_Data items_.
──────

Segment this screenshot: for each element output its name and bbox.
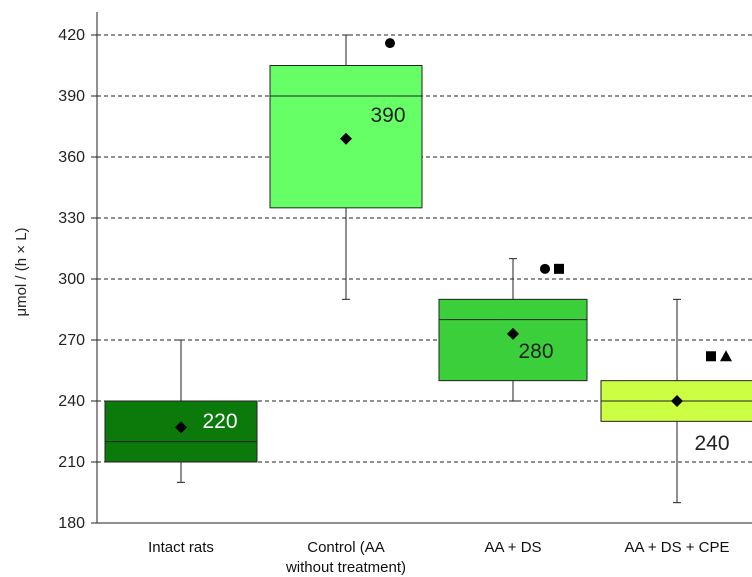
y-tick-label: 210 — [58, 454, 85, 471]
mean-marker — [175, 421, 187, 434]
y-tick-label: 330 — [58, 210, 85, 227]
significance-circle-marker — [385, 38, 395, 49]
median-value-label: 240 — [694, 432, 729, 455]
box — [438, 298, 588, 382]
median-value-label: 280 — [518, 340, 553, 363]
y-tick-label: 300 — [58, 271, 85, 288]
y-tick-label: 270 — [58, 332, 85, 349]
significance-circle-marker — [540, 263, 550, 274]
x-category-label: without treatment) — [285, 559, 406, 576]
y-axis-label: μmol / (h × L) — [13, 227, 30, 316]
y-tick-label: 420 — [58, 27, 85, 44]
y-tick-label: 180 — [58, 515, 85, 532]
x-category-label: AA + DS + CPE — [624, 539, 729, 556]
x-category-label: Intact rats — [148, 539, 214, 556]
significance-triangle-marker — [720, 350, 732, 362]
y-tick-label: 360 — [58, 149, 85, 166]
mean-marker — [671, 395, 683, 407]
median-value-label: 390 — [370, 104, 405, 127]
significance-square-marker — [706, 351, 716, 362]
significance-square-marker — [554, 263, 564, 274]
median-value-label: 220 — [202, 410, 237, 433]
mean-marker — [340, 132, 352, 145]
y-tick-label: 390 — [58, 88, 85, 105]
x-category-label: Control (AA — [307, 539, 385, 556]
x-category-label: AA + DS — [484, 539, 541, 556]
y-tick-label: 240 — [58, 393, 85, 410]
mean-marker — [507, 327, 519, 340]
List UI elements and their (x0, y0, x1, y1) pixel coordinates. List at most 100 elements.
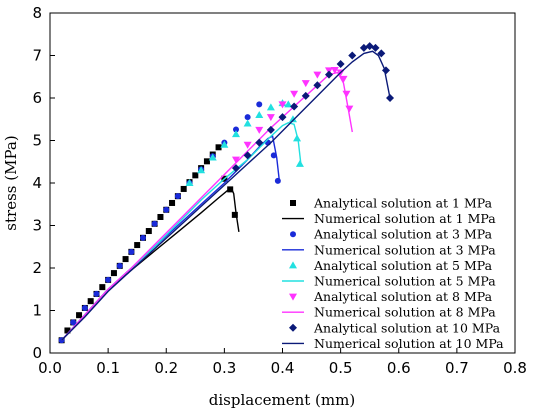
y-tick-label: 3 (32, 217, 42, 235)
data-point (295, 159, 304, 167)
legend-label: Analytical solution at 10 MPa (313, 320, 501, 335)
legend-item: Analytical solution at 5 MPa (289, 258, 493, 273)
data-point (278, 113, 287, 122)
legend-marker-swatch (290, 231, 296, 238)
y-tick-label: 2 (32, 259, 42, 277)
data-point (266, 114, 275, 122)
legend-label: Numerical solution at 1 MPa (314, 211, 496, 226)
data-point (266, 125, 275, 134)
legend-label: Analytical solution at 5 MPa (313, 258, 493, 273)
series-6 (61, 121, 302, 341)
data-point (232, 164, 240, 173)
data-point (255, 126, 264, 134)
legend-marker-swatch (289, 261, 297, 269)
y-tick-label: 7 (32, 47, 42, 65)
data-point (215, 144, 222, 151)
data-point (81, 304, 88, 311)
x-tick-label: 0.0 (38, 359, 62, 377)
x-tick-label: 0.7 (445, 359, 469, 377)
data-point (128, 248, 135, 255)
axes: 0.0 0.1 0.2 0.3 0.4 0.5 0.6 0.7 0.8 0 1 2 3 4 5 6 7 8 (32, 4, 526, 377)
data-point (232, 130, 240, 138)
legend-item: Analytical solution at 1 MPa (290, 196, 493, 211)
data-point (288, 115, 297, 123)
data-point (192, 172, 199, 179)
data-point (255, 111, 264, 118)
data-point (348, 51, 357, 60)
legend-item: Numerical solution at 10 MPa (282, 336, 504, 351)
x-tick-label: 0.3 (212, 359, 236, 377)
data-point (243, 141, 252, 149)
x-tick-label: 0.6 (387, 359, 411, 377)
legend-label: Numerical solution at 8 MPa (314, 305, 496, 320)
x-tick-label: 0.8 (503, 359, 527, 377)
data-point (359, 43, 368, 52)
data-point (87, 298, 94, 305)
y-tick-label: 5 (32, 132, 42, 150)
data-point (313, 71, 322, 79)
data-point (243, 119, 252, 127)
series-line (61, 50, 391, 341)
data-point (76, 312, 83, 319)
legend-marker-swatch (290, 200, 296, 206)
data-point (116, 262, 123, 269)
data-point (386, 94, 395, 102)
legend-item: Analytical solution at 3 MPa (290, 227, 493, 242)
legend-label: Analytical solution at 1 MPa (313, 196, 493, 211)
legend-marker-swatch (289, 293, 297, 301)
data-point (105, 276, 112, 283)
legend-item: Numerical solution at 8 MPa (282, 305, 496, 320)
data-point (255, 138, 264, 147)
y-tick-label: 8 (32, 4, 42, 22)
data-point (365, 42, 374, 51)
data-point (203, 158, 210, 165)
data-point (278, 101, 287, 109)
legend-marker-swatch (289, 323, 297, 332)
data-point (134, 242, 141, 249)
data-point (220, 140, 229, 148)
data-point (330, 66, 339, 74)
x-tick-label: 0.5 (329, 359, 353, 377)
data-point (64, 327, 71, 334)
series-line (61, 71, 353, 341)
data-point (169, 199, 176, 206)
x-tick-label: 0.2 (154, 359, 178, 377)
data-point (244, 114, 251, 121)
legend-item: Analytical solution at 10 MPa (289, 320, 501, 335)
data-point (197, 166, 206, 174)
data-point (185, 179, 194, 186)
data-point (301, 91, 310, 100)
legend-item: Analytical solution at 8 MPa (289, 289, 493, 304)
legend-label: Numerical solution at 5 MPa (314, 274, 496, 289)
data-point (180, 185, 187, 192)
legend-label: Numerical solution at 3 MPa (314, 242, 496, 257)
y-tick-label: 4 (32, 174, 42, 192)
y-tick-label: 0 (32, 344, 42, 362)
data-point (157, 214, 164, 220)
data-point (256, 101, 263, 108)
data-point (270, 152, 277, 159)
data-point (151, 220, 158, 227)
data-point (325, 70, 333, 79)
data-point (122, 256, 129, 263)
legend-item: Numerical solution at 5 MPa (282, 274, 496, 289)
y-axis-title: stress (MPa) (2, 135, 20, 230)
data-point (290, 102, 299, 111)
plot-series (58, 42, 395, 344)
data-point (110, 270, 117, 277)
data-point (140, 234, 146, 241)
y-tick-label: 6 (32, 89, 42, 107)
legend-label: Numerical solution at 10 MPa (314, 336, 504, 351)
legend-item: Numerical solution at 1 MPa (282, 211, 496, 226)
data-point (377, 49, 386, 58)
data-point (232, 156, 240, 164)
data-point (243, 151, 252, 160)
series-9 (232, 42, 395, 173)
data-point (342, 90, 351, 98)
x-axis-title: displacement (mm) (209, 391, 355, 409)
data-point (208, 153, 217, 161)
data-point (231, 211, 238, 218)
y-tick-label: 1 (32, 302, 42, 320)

──────

_TASK REQUIREMENTS_.
Could you write out every line of the material above word for word, leaving the pictures out?

_FULL OUTPUT_.
Segment this screenshot: for each element output its name and bbox.
y-tick-label: 210 — [58, 454, 85, 471]
mean-marker — [175, 421, 187, 434]
y-tick-label: 330 — [58, 210, 85, 227]
significance-circle-marker — [385, 38, 395, 49]
median-value-label: 240 — [694, 432, 729, 455]
box — [438, 298, 588, 382]
median-value-label: 280 — [518, 340, 553, 363]
y-tick-label: 300 — [58, 271, 85, 288]
y-tick-label: 270 — [58, 332, 85, 349]
significance-circle-marker — [540, 263, 550, 274]
x-category-label: without treatment) — [285, 559, 406, 576]
y-axis-label: μmol / (h × L) — [13, 227, 30, 316]
y-tick-label: 420 — [58, 27, 85, 44]
y-tick-label: 180 — [58, 515, 85, 532]
x-category-label: AA + DS + CPE — [624, 539, 729, 556]
x-category-label: Intact rats — [148, 539, 214, 556]
significance-triangle-marker — [720, 350, 732, 362]
y-tick-label: 360 — [58, 149, 85, 166]
mean-marker — [671, 395, 683, 407]
median-value-label: 390 — [370, 104, 405, 127]
significance-square-marker — [706, 351, 716, 362]
significance-square-marker — [554, 263, 564, 274]
median-value-label: 220 — [202, 410, 237, 433]
mean-marker — [340, 132, 352, 145]
y-tick-label: 390 — [58, 88, 85, 105]
x-category-label: Control (AA — [307, 539, 385, 556]
x-category-label: AA + DS — [484, 539, 541, 556]
y-tick-label: 240 — [58, 393, 85, 410]
mean-marker — [507, 327, 519, 340]
List UI elements and their (x0, y0, x1, y1) pixel coordinates. List at most 100 elements.
y-tick-label: 3 (32, 217, 42, 235)
data-point (295, 159, 304, 167)
legend-label: Analytical solution at 10 MPa (313, 320, 501, 335)
legend-item: Analytical solution at 5 MPa (289, 258, 493, 273)
data-point (278, 113, 287, 122)
legend-marker-swatch (290, 231, 296, 238)
y-tick-label: 2 (32, 259, 42, 277)
data-point (266, 114, 275, 122)
legend-label: Numerical solution at 1 MPa (314, 211, 496, 226)
data-point (266, 125, 275, 134)
legend-label: Analytical solution at 5 MPa (313, 258, 493, 273)
series-6 (61, 121, 302, 341)
data-point (232, 164, 240, 173)
data-point (255, 126, 264, 134)
legend-marker-swatch (289, 261, 297, 269)
y-tick-label: 7 (32, 47, 42, 65)
data-point (215, 144, 222, 151)
data-point (81, 304, 88, 311)
x-tick-label: 0.0 (38, 359, 62, 377)
x-tick-label: 0.7 (445, 359, 469, 377)
data-point (128, 248, 135, 255)
axes: 0.0 0.1 0.2 0.3 0.4 0.5 0.6 0.7 0.8 0 1 2 3 4 5 6 7 8 (32, 4, 526, 377)
data-point (232, 130, 240, 138)
legend-item: Analytical solution at 1 MPa (290, 196, 493, 211)
data-point (288, 115, 297, 123)
data-point (192, 172, 199, 179)
data-point (255, 111, 264, 118)
data-point (348, 51, 357, 60)
legend-item: Numerical solution at 10 MPa (282, 336, 504, 351)
x-tick-label: 0.3 (212, 359, 236, 377)
data-point (243, 141, 252, 149)
x-tick-label: 0.6 (387, 359, 411, 377)
legend-label: Numerical solution at 8 MPa (314, 305, 496, 320)
x-tick-label: 0.8 (503, 359, 527, 377)
data-point (359, 43, 368, 52)
data-point (87, 298, 94, 305)
y-tick-label: 5 (32, 132, 42, 150)
data-point (313, 71, 322, 79)
data-point (243, 119, 252, 127)
series-line (61, 50, 391, 341)
data-point (76, 312, 83, 319)
legend-marker-swatch (290, 200, 296, 206)
data-point (116, 262, 123, 269)
data-point (386, 94, 395, 102)
legend-item: Analytical solution at 3 MPa (290, 227, 493, 242)
legend-label: Analytical solution at 1 MPa (313, 196, 493, 211)
legend-marker-swatch (289, 293, 297, 301)
data-point (105, 276, 112, 283)
legend-item: Numerical solution at 8 MPa (282, 305, 496, 320)
data-point (255, 138, 264, 147)
y-tick-label: 8 (32, 4, 42, 22)
data-point (365, 42, 374, 51)
data-point (203, 158, 210, 165)
data-point (278, 101, 287, 109)
legend-marker-swatch (289, 323, 297, 332)
data-point (134, 242, 141, 249)
data-point (220, 140, 229, 148)
data-point (330, 66, 339, 74)
x-tick-label: 0.5 (329, 359, 353, 377)
data-point (64, 327, 71, 334)
series-line (61, 71, 353, 341)
data-point (169, 199, 176, 206)
x-tick-label: 0.2 (154, 359, 178, 377)
data-point (244, 114, 251, 121)
legend-item: Analytical solution at 10 MPa (289, 320, 501, 335)
data-point (197, 166, 206, 174)
data-point (185, 179, 194, 186)
data-point (301, 91, 310, 100)
legend-item: Analytical solution at 8 MPa (289, 289, 493, 304)
legend-label: Numerical solution at 5 MPa (314, 274, 496, 289)
data-point (180, 185, 187, 192)
legend-label: Numerical solution at 3 MPa (314, 242, 496, 257)
y-tick-label: 4 (32, 174, 42, 192)
y-tick-label: 0 (32, 344, 42, 362)
data-point (157, 214, 164, 220)
data-point (256, 101, 263, 108)
data-point (270, 152, 277, 159)
data-point (151, 220, 158, 227)
data-point (325, 70, 333, 79)
data-point (122, 256, 129, 263)
legend-item: Numerical solution at 5 MPa (282, 274, 496, 289)
y-axis-title: stress (MPa) (2, 135, 20, 230)
data-point (290, 102, 299, 111)
plot-series (58, 42, 395, 344)
data-point (110, 270, 117, 277)
data-point (140, 234, 146, 241)
y-tick-label: 6 (32, 89, 42, 107)
legend-label: Numerical solution at 10 MPa (314, 336, 504, 351)
legend-item: Numerical solution at 1 MPa (282, 211, 496, 226)
data-point (377, 49, 386, 58)
data-point (232, 156, 240, 164)
data-point (243, 151, 252, 160)
series-9 (232, 42, 395, 173)
data-point (342, 90, 351, 98)
x-axis-title: displacement (mm) (209, 391, 355, 409)
data-point (208, 153, 217, 161)
data-point (231, 211, 238, 218)
y-tick-label: 1 (32, 302, 42, 320)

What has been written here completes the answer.